[Exercise requirements]: Please repeat all of the lines that follow, exactly as written.

==== The data

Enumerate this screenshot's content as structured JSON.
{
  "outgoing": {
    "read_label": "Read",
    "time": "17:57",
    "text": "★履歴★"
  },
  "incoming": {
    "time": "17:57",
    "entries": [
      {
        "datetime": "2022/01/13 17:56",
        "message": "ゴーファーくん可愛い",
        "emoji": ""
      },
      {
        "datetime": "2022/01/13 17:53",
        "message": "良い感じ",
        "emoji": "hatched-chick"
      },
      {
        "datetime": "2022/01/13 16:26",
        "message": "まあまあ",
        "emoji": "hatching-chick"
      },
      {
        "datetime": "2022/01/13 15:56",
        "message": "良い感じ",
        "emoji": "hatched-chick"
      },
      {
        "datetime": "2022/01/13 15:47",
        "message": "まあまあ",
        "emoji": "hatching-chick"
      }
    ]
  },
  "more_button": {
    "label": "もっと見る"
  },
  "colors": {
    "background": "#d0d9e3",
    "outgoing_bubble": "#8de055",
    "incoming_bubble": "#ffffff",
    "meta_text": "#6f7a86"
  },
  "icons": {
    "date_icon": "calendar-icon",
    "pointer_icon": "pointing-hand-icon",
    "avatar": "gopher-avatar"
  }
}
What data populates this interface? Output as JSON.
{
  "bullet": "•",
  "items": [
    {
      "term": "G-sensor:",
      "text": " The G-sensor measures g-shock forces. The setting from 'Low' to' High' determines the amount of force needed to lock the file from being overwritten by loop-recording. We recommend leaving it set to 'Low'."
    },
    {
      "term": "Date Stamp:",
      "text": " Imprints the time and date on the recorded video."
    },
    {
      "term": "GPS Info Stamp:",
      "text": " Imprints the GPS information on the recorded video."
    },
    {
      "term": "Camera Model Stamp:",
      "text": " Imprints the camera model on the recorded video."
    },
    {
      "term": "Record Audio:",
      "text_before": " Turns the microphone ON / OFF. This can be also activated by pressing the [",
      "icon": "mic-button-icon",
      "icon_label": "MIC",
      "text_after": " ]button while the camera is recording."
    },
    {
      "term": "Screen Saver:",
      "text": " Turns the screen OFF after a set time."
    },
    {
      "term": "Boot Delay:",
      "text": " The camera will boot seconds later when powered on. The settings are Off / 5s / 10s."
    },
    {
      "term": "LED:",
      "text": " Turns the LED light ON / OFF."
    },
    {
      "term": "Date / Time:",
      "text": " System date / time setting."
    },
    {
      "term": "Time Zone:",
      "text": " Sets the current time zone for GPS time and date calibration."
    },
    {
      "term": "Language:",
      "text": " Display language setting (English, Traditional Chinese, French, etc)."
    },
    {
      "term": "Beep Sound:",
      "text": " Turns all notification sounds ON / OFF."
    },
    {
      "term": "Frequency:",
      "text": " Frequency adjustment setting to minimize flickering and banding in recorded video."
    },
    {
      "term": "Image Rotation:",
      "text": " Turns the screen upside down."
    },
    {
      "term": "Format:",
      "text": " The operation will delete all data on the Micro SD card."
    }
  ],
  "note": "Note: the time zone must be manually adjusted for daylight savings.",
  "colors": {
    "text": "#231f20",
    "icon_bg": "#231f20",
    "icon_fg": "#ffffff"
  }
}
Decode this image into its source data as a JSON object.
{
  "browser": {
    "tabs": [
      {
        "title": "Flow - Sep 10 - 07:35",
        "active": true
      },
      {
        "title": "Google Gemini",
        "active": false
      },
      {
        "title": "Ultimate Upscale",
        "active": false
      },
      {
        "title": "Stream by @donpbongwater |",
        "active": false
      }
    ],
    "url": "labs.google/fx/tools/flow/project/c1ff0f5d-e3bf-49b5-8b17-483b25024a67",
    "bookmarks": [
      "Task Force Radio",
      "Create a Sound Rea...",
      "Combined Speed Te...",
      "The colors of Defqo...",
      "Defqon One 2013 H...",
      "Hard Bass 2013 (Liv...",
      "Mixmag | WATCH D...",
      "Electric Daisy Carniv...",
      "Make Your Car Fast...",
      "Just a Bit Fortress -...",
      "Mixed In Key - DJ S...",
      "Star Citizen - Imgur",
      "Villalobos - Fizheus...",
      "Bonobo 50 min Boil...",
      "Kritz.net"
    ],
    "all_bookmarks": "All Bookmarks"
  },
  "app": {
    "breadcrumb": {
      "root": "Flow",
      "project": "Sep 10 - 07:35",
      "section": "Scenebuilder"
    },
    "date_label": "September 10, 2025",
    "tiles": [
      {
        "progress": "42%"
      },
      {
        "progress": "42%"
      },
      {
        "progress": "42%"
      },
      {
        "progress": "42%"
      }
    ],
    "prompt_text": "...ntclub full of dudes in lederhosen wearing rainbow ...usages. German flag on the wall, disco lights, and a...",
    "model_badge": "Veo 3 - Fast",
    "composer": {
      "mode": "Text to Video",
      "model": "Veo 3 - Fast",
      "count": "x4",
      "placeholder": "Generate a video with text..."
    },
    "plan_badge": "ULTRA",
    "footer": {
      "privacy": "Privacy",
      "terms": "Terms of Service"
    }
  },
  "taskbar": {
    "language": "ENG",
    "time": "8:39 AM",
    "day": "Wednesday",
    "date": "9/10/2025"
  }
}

========

[Exercise output]:
Enumerate this screenshot's content as structured JSON.
{
  "outgoing": {
    "read_label": "Read",
    "time": "17:57",
    "text": "★履歴★"
  },
  "incoming": {
    "time": "17:57",
    "entries": [
      {
        "datetime": "2022/01/13 17:56",
        "message": "ゴーファーくん可愛い",
        "emoji": ""
      },
      {
        "datetime": "2022/01/13 17:53",
        "message": "良い感じ",
        "emoji": "hatched-chick"
      },
      {
        "datetime": "2022/01/13 16:26",
        "message": "まあまあ",
        "emoji": "hatching-chick"
      },
      {
        "datetime": "2022/01/13 15:56",
        "message": "良い感じ",
        "emoji": "hatched-chick"
      },
      {
        "datetime": "2022/01/13 15:47",
        "message": "まあまあ",
        "emoji": "hatching-chick"
      }
    ]
  },
  "more_button": {
    "label": "もっと見る"
  },
  "colors": {
    "background": "#d0d9e3",
    "outgoing_bubble": "#8de055",
    "incoming_bubble": "#ffffff",
    "meta_text": "#6f7a86"
  },
  "icons": {
    "date_icon": "calendar-icon",
    "pointer_icon": "pointing-hand-icon",
    "avatar": "gopher-avatar"
  }
}
What data populates this interface? Output as JSON.
{
  "bullet": "•",
  "items": [
    {
      "term": "G-sensor:",
      "text": " The G-sensor measures g-shock forces. The setting from 'Low' to' High' determines the amount of force needed to lock the file from being overwritten by loop-recording. We recommend leaving it set to 'Low'."
    },
    {
      "term": "Date Stamp:",
      "text": " Imprints the time and date on the recorded video."
    },
    {
      "term": "GPS Info Stamp:",
      "text": " Imprints the GPS information on the recorded video."
    },
    {
      "term": "Camera Model Stamp:",
      "text": " Imprints the camera model on the recorded video."
    },
    {
      "term": "Record Audio:",
      "text_before": " Turns the microphone ON / OFF. This can be also activated by pressing the [",
      "icon": "mic-button-icon",
      "icon_label": "MIC",
      "text_after": " ]button while the camera is recording."
    },
    {
      "term": "Screen Saver:",
      "text": " Turns the screen OFF after a set time."
    },
    {
      "term": "Boot Delay:",
      "text": " The camera will boot seconds later when powered on. The settings are Off / 5s / 10s."
    },
    {
      "term": "LED:",
      "text": " Turns the LED light ON / OFF."
    },
    {
      "term": "Date / Time:",
      "text": " System date / time setting."
    },
    {
      "term": "Time Zone:",
      "text": " Sets the current time zone for GPS time and date calibration."
    },
    {
      "term": "Language:",
      "text": " Display language setting (English, Traditional Chinese, French, etc)."
    },
    {
      "term": "Beep Sound:",
      "text": " Turns all notification sounds ON / OFF."
    },
    {
      "term": "Frequency:",
      "text": " Frequency adjustment setting to minimize flickering and banding in recorded video."
    },
    {
      "term": "Image Rotation:",
      "text": " Turns the screen upside down."
    },
    {
      "term": "Format:",
      "text": " The operation will delete all data on the Micro SD card."
    }
  ],
  "note": "Note: the time zone must be manually adjusted for daylight savings.",
  "colors": {
    "text": "#231f20",
    "icon_bg": "#231f20",
    "icon_fg": "#ffffff"
  }
}
Decode this image into its source data as a JSON object.
{
  "browser": {
    "tabs": [
      {
        "title": "Flow - Sep 10 - 07:35",
        "active": true
      },
      {
        "title": "Google Gemini",
        "active": false
      },
      {
        "title": "Ultimate Upscale",
        "active": false
      },
      {
        "title": "Stream by @donpbongwater |",
        "active": false
      }
    ],
    "url": "labs.google/fx/tools/flow/project/c1ff0f5d-e3bf-49b5-8b17-483b25024a67",
    "bookmarks": [
      "Task Force Radio",
      "Create a Sound Rea...",
      "Combined Speed Te...",
      "The colors of Defqo...",
      "Defqon One 2013 H...",
      "Hard Bass 2013 (Liv...",
      "Mixmag | WATCH D...",
      "Electric Daisy Carniv...",
      "Make Your Car Fast...",
      "Just a Bit Fortress -...",
      "Mixed In Key - DJ S...",
      "Star Citizen - Imgur",
      "Villalobos - Fizheus...",
      "Bonobo 50 min Boil...",
      "Kritz.net"
    ],
    "all_bookmarks": "All Bookmarks"
  },
  "app": {
    "breadcrumb": {
      "root": "Flow",
      "project": "Sep 10 - 07:35",
      "section": "Scenebuilder"
    },
    "date_label": "September 10, 2025",
    "tiles": [
      {
        "progress": "42%"
      },
      {
        "progress": "42%"
      },
      {
        "progress": "42%"
      },
      {
        "progress": "42%"
      }
    ],
    "prompt_text": "...ntclub full of dudes in lederhosen wearing rainbow ...usages. German flag on the wall, disco lights, and a...",
    "model_badge": "Veo 3 - Fast",
    "composer": {
      "mode": "Text to Video",
      "model": "Veo 3 - Fast",
      "count": "x4",
      "placeholder": "Generate a video with text..."
    },
    "plan_badge": "ULTRA",
    "footer": {
      "privacy": "Privacy",
      "terms": "Terms of Service"
    }
  },
  "taskbar": {
    "language": "ENG",
    "time": "8:39 AM",
    "day": "Wednesday",
    "date": "9/10/2025"
  }
}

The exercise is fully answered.